Search the material below for the word "internasional". Copy every line that has it.

Rows from a dataset
########

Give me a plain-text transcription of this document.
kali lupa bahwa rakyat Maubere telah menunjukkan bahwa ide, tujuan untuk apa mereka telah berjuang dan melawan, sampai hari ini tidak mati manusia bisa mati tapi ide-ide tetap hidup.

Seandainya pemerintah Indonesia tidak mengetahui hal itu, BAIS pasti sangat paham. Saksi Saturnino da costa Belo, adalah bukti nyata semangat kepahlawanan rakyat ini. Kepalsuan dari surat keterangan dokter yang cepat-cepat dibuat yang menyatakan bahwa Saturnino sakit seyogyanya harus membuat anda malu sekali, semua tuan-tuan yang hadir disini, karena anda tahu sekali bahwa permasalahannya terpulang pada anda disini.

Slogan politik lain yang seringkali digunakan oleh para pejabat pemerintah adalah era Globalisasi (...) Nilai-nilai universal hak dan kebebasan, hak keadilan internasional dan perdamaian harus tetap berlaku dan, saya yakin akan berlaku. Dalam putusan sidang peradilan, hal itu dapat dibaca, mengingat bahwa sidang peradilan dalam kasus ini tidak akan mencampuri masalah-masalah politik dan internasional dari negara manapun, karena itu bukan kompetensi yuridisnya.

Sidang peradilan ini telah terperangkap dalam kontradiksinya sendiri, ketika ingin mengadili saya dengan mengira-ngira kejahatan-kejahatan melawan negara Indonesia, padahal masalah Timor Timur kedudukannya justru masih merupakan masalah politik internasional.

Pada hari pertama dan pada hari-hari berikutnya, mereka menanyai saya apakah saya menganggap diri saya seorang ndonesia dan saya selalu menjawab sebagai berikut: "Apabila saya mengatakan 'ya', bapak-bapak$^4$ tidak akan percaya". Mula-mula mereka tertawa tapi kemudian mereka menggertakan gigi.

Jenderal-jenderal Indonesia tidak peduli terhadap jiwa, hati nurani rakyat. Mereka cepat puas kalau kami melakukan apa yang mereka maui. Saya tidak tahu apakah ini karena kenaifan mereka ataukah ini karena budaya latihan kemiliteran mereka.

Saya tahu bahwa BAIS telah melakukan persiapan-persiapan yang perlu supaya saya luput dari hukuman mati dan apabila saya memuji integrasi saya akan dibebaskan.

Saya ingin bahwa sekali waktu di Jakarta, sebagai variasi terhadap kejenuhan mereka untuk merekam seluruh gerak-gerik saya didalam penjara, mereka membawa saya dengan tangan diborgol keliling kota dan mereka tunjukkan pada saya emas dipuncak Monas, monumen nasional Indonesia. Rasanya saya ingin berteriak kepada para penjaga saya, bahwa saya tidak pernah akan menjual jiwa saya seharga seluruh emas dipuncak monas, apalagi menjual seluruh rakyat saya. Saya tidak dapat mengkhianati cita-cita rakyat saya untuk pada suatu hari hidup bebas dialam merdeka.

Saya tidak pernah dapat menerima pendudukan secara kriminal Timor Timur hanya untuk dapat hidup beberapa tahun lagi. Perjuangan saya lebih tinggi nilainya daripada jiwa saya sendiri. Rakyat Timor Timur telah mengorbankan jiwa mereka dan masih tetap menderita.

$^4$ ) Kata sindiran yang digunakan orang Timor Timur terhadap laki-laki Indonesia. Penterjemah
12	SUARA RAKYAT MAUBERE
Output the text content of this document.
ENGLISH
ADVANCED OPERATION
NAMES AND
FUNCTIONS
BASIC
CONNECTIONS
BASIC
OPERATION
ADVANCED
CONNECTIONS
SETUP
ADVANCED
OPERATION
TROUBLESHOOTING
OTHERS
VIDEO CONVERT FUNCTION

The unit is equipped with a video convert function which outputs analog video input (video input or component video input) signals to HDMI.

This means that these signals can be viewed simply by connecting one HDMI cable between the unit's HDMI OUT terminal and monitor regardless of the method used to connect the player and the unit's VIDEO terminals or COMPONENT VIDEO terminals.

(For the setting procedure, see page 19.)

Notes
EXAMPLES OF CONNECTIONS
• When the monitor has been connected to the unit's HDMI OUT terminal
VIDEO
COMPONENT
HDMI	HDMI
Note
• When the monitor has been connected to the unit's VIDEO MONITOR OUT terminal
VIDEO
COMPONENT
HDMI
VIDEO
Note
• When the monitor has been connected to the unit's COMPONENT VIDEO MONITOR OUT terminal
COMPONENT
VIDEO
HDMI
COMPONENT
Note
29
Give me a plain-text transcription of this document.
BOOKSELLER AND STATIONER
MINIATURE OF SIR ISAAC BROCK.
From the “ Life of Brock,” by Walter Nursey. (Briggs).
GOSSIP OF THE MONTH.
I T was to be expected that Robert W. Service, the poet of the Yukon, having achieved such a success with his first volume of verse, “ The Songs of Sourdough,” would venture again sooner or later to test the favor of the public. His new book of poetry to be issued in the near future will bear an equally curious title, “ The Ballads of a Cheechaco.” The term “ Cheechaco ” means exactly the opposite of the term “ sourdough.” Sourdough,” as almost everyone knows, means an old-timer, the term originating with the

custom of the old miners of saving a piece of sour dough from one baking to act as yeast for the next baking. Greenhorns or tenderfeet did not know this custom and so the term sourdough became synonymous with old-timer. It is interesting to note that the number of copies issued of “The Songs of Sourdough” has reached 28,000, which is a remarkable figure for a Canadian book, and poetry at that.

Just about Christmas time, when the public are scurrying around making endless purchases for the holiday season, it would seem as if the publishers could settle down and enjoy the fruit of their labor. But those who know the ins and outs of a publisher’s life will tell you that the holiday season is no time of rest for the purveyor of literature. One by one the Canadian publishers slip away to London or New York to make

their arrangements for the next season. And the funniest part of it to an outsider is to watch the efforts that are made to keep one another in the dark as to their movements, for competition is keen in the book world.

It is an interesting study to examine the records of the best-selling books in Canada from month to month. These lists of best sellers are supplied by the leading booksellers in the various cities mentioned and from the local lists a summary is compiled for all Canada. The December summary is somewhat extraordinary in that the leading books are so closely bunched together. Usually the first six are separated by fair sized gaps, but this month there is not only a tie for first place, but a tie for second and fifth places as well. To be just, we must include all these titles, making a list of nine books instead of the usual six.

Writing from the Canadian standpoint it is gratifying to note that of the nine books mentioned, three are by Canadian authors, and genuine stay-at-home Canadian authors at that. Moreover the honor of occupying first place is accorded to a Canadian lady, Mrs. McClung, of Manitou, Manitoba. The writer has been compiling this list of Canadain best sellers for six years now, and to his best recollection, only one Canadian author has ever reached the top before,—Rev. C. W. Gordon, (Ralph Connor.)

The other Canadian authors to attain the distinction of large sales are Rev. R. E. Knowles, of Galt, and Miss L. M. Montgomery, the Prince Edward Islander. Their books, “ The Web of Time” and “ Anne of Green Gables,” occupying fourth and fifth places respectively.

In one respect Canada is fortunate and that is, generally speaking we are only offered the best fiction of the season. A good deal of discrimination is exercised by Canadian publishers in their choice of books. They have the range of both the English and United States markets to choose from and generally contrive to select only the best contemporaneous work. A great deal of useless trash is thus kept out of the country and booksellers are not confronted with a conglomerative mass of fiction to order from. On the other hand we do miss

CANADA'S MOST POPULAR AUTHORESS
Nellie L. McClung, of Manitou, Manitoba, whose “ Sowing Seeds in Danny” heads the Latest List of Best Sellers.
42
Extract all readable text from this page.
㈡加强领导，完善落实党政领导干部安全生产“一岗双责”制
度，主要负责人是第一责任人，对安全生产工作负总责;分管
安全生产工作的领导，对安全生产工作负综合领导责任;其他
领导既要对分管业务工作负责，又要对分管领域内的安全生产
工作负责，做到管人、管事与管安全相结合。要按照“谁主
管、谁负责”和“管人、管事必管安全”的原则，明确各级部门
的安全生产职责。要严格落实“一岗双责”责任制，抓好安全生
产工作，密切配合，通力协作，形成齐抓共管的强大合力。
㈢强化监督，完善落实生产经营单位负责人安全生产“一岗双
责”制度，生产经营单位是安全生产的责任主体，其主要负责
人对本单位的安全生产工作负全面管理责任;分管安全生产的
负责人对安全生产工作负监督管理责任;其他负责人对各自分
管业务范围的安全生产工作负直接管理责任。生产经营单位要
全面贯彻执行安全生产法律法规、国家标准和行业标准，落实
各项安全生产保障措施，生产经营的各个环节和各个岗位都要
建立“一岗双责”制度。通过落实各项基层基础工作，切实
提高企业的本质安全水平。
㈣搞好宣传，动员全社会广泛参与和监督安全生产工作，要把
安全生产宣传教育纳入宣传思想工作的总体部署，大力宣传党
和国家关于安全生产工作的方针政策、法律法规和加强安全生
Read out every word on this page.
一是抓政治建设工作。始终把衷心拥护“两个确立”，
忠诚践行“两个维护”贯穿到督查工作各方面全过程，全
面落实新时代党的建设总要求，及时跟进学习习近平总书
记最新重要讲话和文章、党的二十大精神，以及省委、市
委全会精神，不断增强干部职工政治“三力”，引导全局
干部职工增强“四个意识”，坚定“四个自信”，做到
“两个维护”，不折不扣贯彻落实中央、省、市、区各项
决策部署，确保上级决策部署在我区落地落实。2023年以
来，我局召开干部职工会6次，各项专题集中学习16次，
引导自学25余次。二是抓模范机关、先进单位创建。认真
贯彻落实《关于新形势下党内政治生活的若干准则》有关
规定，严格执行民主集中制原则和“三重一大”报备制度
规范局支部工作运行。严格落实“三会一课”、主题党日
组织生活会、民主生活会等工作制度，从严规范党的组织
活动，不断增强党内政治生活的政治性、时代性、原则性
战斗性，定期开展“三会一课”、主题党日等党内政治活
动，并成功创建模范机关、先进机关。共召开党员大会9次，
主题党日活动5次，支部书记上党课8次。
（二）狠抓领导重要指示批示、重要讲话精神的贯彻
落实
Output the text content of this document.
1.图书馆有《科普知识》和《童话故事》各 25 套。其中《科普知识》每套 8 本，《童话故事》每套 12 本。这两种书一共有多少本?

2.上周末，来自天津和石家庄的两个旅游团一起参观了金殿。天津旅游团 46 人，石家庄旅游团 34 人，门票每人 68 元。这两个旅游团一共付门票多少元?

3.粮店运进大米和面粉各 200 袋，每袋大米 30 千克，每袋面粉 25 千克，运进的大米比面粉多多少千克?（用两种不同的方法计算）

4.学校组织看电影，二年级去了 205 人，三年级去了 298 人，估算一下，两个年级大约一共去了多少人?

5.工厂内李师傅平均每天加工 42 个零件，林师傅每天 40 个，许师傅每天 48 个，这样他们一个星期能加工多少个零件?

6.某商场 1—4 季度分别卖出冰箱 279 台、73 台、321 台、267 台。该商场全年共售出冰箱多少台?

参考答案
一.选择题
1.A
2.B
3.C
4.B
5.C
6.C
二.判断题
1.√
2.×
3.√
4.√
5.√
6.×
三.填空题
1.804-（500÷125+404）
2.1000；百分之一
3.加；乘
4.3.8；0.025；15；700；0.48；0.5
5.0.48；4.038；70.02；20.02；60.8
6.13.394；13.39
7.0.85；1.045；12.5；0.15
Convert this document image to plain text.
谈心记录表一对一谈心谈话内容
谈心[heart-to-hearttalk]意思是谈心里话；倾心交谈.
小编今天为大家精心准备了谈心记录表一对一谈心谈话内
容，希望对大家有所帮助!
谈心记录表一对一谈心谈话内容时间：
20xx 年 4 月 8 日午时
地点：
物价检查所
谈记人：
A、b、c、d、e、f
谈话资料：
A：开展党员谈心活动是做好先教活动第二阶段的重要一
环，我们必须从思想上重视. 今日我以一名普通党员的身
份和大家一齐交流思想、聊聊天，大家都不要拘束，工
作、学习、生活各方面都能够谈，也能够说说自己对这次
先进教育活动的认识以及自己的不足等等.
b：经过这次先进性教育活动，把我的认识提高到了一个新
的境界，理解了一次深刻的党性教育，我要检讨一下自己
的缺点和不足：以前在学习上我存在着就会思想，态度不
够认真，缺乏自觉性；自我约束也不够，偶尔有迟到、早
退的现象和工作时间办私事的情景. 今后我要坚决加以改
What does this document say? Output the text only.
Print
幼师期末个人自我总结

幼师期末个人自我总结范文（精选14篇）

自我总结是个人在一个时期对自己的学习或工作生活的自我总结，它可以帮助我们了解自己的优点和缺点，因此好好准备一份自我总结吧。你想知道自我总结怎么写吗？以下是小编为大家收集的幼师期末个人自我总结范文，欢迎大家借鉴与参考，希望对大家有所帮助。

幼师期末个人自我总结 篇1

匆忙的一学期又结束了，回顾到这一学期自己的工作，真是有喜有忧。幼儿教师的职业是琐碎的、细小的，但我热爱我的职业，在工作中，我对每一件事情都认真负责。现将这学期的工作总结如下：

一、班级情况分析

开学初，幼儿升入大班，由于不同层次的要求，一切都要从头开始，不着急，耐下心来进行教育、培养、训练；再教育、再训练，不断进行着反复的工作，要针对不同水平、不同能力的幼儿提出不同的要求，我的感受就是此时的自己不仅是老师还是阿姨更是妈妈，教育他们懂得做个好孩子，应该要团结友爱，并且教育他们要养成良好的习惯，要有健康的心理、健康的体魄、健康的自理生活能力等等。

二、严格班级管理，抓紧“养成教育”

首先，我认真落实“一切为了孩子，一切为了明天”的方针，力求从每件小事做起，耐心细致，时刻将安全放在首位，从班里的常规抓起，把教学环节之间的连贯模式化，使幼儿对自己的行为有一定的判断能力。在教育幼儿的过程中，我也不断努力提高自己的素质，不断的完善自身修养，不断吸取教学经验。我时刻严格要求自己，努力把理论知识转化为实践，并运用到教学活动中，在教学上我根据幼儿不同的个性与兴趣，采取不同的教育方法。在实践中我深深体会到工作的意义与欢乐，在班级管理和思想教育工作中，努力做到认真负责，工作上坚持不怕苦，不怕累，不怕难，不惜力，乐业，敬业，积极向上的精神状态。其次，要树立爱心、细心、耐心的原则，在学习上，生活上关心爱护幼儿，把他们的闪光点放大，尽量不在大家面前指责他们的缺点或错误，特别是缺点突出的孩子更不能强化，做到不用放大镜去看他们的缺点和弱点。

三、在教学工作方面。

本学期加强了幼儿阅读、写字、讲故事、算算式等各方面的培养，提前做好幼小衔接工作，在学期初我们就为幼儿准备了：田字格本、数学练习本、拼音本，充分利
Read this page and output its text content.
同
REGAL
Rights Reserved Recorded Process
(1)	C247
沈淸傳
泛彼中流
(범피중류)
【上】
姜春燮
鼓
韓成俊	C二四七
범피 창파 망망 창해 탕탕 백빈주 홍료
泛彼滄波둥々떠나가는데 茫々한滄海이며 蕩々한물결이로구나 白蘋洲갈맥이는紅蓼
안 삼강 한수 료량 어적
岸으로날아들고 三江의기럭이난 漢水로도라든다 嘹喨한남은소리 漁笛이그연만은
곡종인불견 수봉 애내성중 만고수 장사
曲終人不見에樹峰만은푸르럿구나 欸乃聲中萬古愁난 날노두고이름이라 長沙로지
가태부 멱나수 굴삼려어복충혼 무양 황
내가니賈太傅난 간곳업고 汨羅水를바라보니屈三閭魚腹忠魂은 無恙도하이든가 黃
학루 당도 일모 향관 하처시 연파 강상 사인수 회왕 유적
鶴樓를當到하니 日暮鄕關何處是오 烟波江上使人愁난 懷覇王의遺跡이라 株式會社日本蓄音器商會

########

Written solution ::
Slogan politik lain yang seringkali digunakan oleh para pejabat pemerintah adalah era Globalisasi (...) Nilai-nilai universal hak dan kebebasan, hak keadilan internasional dan perdamaian harus tetap berlaku dan, saya yakin akan berlaku. Dalam putusan sidang peradilan, hal itu dapat dibaca, mengingat bahwa sidang peradilan dalam kasus ini tidak akan mencampuri masalah-masalah politik dan internasional dari negara manapun, karena itu bukan kompetensi yuridisnya.
Sidang peradilan ini telah terperangkap dalam kontradiksinya sendiri, ketika ingin mengadili saya dengan mengira-ngira kejahatan-kejahatan melawan negara Indonesia, padahal masalah Timor Timur kedudukannya justru masih merupakan masalah politik internasional.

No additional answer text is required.